- _Material to process_
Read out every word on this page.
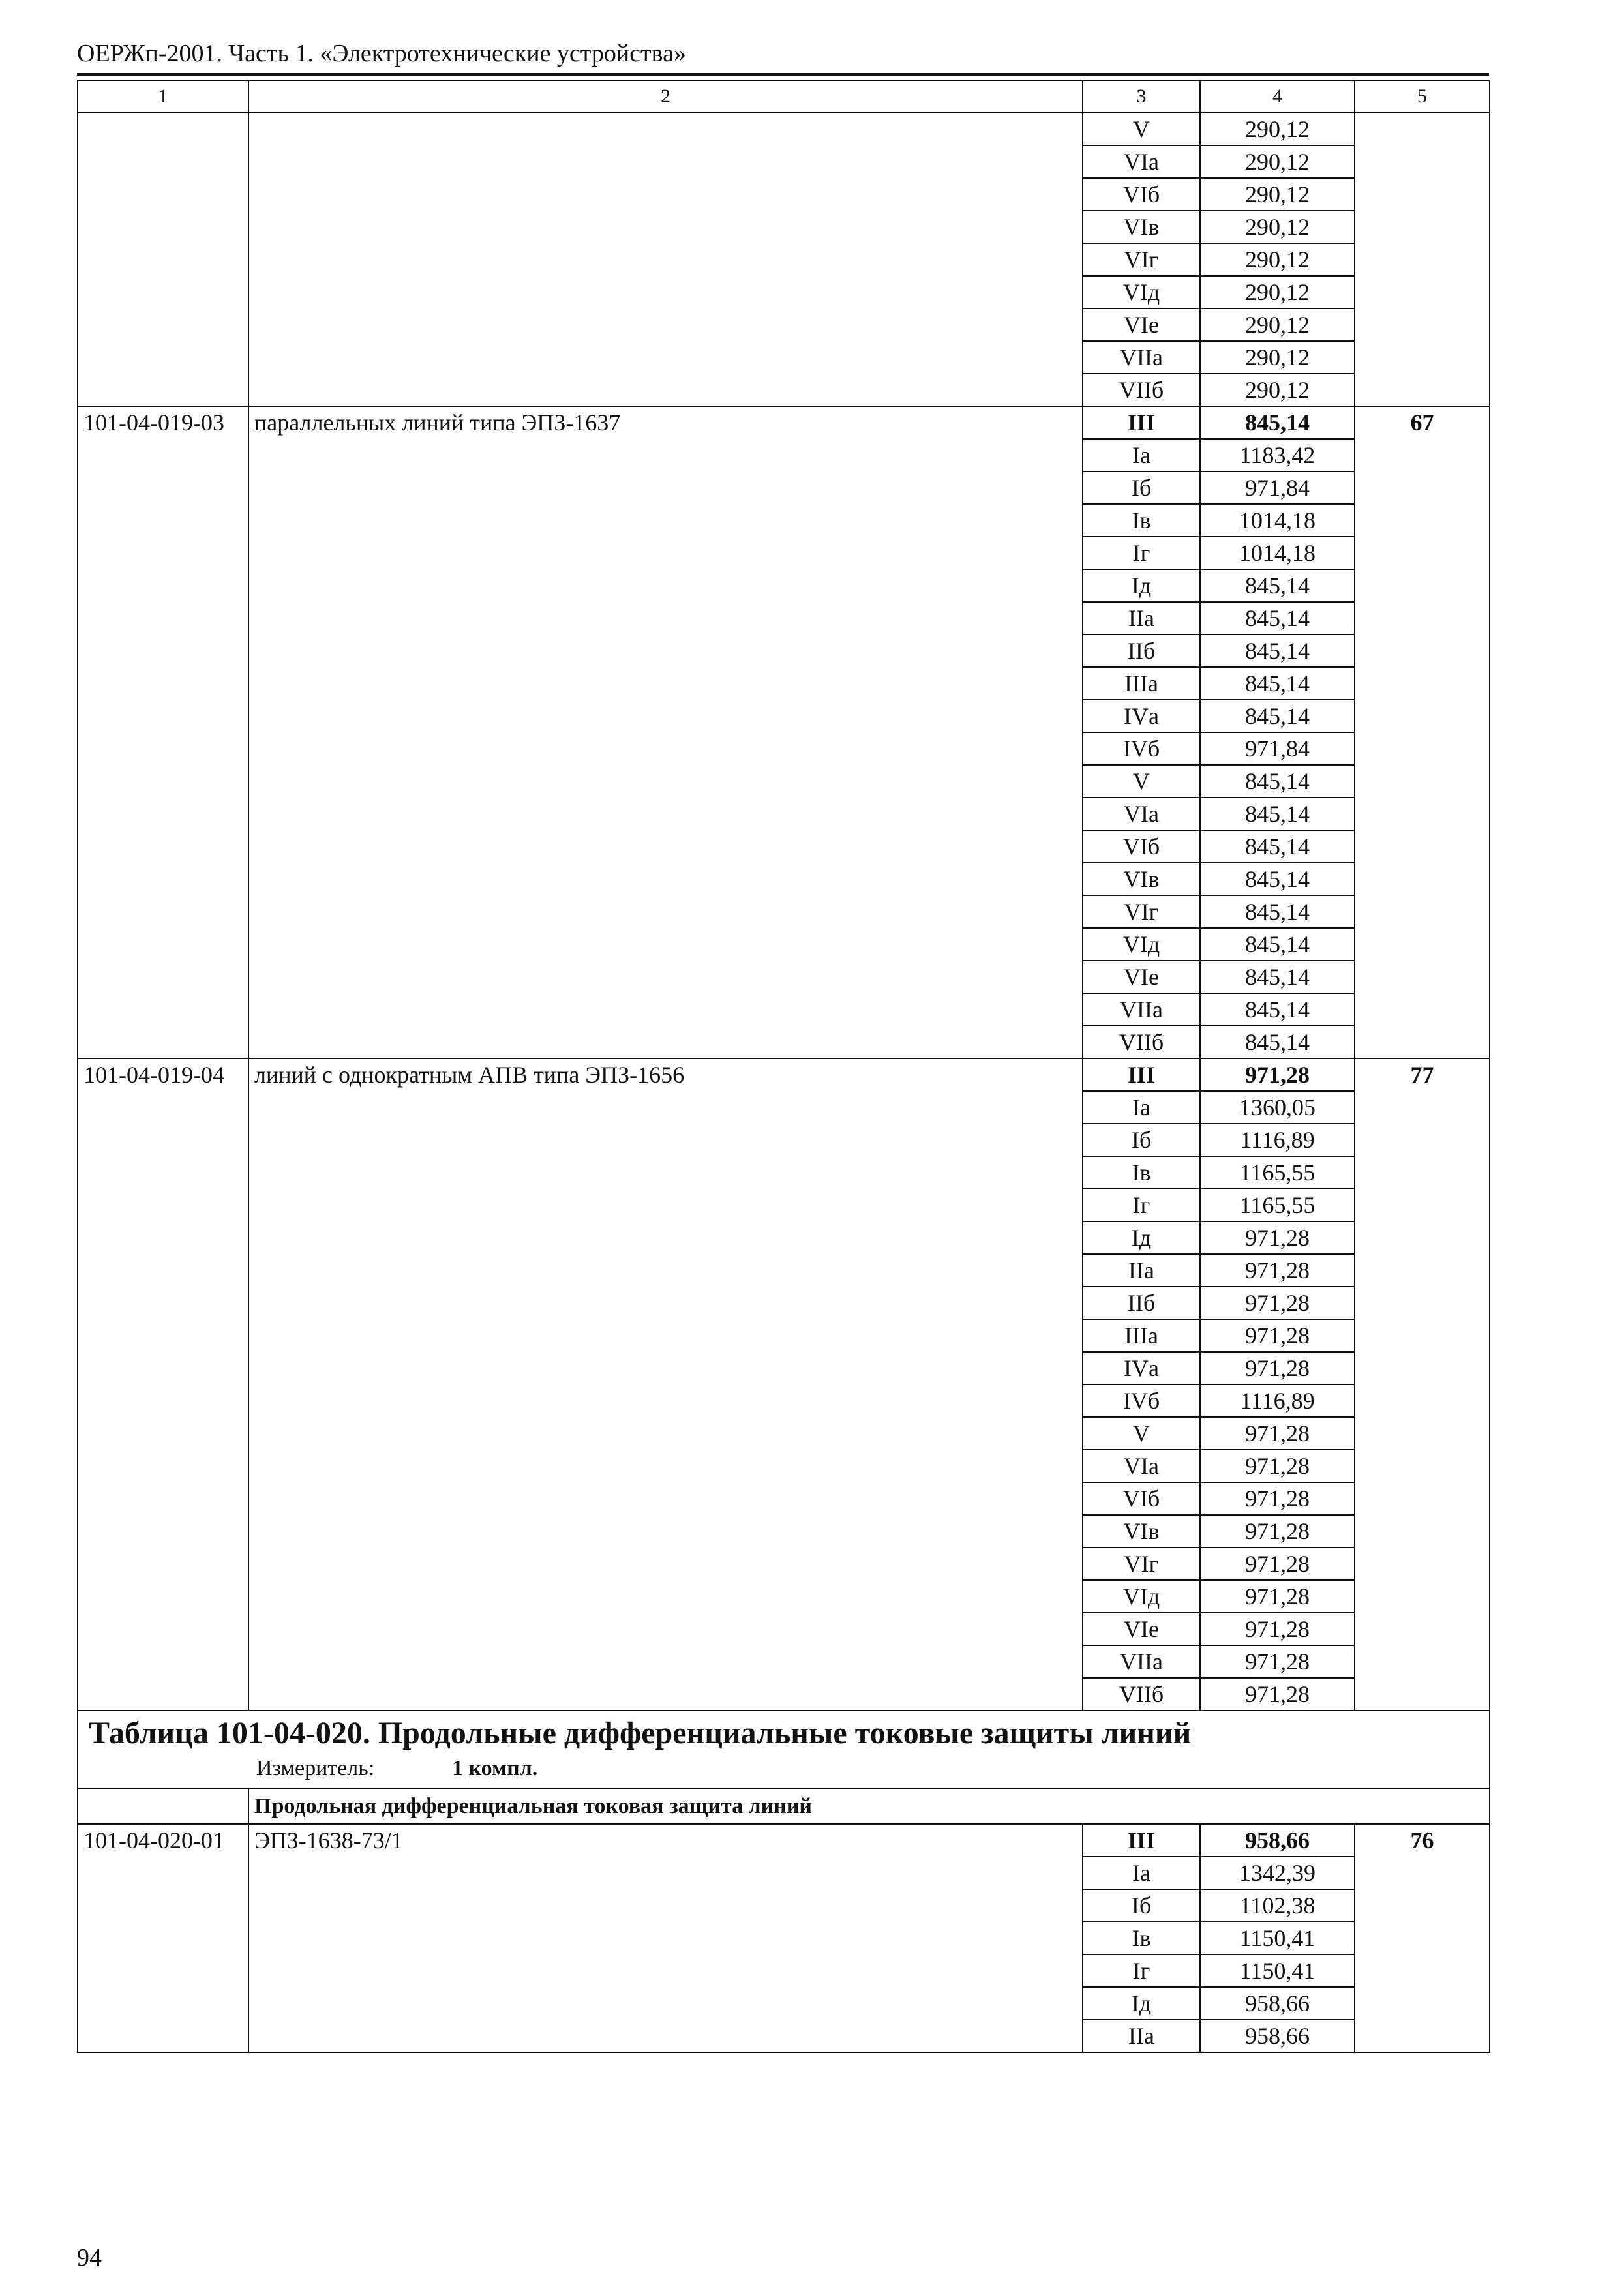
ОЕРЖп-2001. Часть 1. «Электротехнические устройства»
1	2	3	4	5
		V	290,12	
		VIа	290,12	
		VIб	290,12	
		VIв	290,12	
		VIг	290,12	
		VIд	290,12	
		VIе	290,12	
		VIIа	290,12	
		VIIб	290,12	
101-04-019-03	параллельных линий типа ЭПЗ-1637	III	845,14	67
		Iа	1183,42	
		Iб	971,84	
		Iв	1014,18	
		Iг	1014,18	
		Iд	845,14	
		IIа	845,14	
		IIб	845,14	
		IIIа	845,14	
		IVа	845,14	
		IVб	971,84	
		V	845,14	
		VIа	845,14	
		VIб	845,14	
		VIв	845,14	
		VIг	845,14	
		VIд	845,14	
		VIе	845,14	
		VIIа	845,14	
		VIIб	845,14	
101-04-019-04	линий с однократным АПВ типа ЭПЗ-1656	III	971,28	77
		Iа	1360,05	
		Iб	1116,89	
		Iв	1165,55	
		Iг	1165,55	
		Iд	971,28	
		IIа	971,28	
		IIб	971,28	
		IIIа	971,28	
		IVа	971,28	
		IVб	1116,89	
		V	971,28	
		VIа	971,28	
		VIб	971,28	
		VIв	971,28	
		VIг	971,28	
		VIд	971,28	
		VIе	971,28	
		VIIа	971,28	
		VIIб	971,28	

Таблица 101-04-020. Продольные дифференциальные токовые защиты линий
Измеритель: 1 компл.				

	Продольная дифференциальная токовая защита линий			
101-04-020-01	ЭПЗ-1638-73/1	III	958,66	76
		Iа	1342,39	
		Iб	1102,38	
		Iв	1150,41	
		Iг	1150,41	
		Iд	958,66	
		IIа	958,66	
94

- _Problem description_
Verbatim reproduction of every record is required; images are left out.

- _Answer for the task_
Read out every word on this page.
ОЕРЖп-2001. Часть 1. «Электротехнические устройства»
1	2	3	4	5
		V	290,12	
		VIа	290,12	
		VIб	290,12	
		VIв	290,12	
		VIг	290,12	
		VIд	290,12	
		VIе	290,12	
		VIIа	290,12	
		VIIб	290,12	
101-04-019-03	параллельных линий типа ЭПЗ-1637	III	845,14	67
		Iа	1183,42	
		Iб	971,84	
		Iв	1014,18	
		Iг	1014,18	
		Iд	845,14	
		IIа	845,14	
		IIб	845,14	
		IIIа	845,14	
		IVа	845,14	
		IVб	971,84	
		V	845,14	
		VIа	845,14	
		VIб	845,14	
		VIв	845,14	
		VIг	845,14	
		VIд	845,14	
		VIе	845,14	
		VIIа	845,14	
		VIIб	845,14	
101-04-019-04	линий с однократным АПВ типа ЭПЗ-1656	III	971,28	77
		Iа	1360,05	
		Iб	1116,89	
		Iв	1165,55	
		Iг	1165,55	
		Iд	971,28	
		IIа	971,28	
		IIб	971,28	
		IIIа	971,28	
		IVа	971,28	
		IVб	1116,89	
		V	971,28	
		VIа	971,28	
		VIб	971,28	
		VIв	971,28	
		VIг	971,28	
		VIд	971,28	
		VIе	971,28	
		VIIа	971,28	
		VIIб	971,28	

Таблица 101-04-020. Продольные дифференциальные токовые защиты линий
Измеритель: 1 компл.				

	Продольная дифференциальная токовая защита линий			
101-04-020-01	ЭПЗ-1638-73/1	III	958,66	76
		Iа	1342,39	
		Iб	1102,38	
		Iв	1150,41	
		Iг	1150,41	
		Iд	958,66	
		IIа	958,66	
94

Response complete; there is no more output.